◆ **Goal**:
In the copy, keep every record exact and leave out all images.

◆ **Exercise materials**:
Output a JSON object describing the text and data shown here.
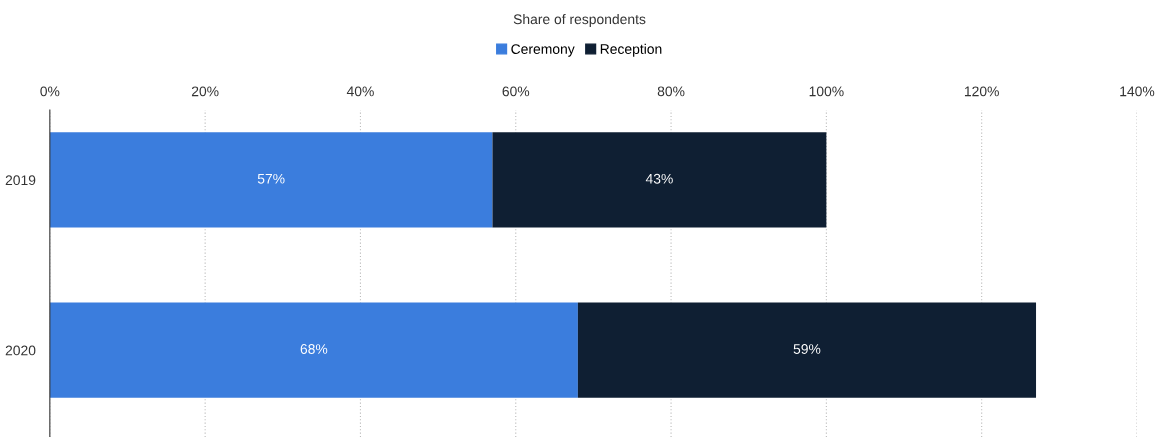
{
  "chart_data": {
    "type": "bar",
    "orientation": "horizontal",
    "stacked": true,
    "xlabel": "Share of respondents",
    "categories": [
      "2019",
      "2020"
    ],
    "series": [
      {
        "name": "Ceremony",
        "color": "#3b7ddd",
        "values": [
          57,
          68
        ],
        "value_labels": [
          "57%",
          "68%"
        ]
      },
      {
        "name": "Reception",
        "color": "#0f1f33",
        "values": [
          43,
          59
        ],
        "value_labels": [
          "43%",
          "59%"
        ]
      }
    ],
    "xlim": [
      0,
      140
    ],
    "xticks": [
      {
        "value": 0,
        "label": "0%"
      },
      {
        "value": 20,
        "label": "20%"
      },
      {
        "value": 40,
        "label": "40%"
      },
      {
        "value": 60,
        "label": "60%"
      },
      {
        "value": 80,
        "label": "80%"
      },
      {
        "value": 100,
        "label": "100%"
      },
      {
        "value": 120,
        "label": "120%"
      },
      {
        "value": 140,
        "label": "140%"
      }
    ],
    "grid": "x",
    "legend": "top"
  }
}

◆ **Solution for this problem**:
Output a JSON object describing the text and data shown here.
{
  "chart_data": {
    "type": "bar",
    "orientation": "horizontal",
    "stacked": true,
    "xlabel": "Share of respondents",
    "categories": [
      "2019",
      "2020"
    ],
    "series": [
      {
        "name": "Ceremony",
        "color": "#3b7ddd",
        "values": [
          57,
          68
        ],
        "value_labels": [
          "57%",
          "68%"
        ]
      },
      {
        "name": "Reception",
        "color": "#0f1f33",
        "values": [
          43,
          59
        ],
        "value_labels": [
          "43%",
          "59%"
        ]
      }
    ],
    "xlim": [
      0,
      140
    ],
    "xticks": [
      {
        "value": 0,
        "label": "0%"
      },
      {
        "value": 20,
        "label": "20%"
      },
      {
        "value": 40,
        "label": "40%"
      },
      {
        "value": 60,
        "label": "60%"
      },
      {
        "value": 80,
        "label": "80%"
      },
      {
        "value": 100,
        "label": "100%"
      },
      {
        "value": 120,
        "label": "120%"
      },
      {
        "value": 140,
        "label": "140%"
      }
    ],
    "grid": "x",
    "legend": "top"
  }
}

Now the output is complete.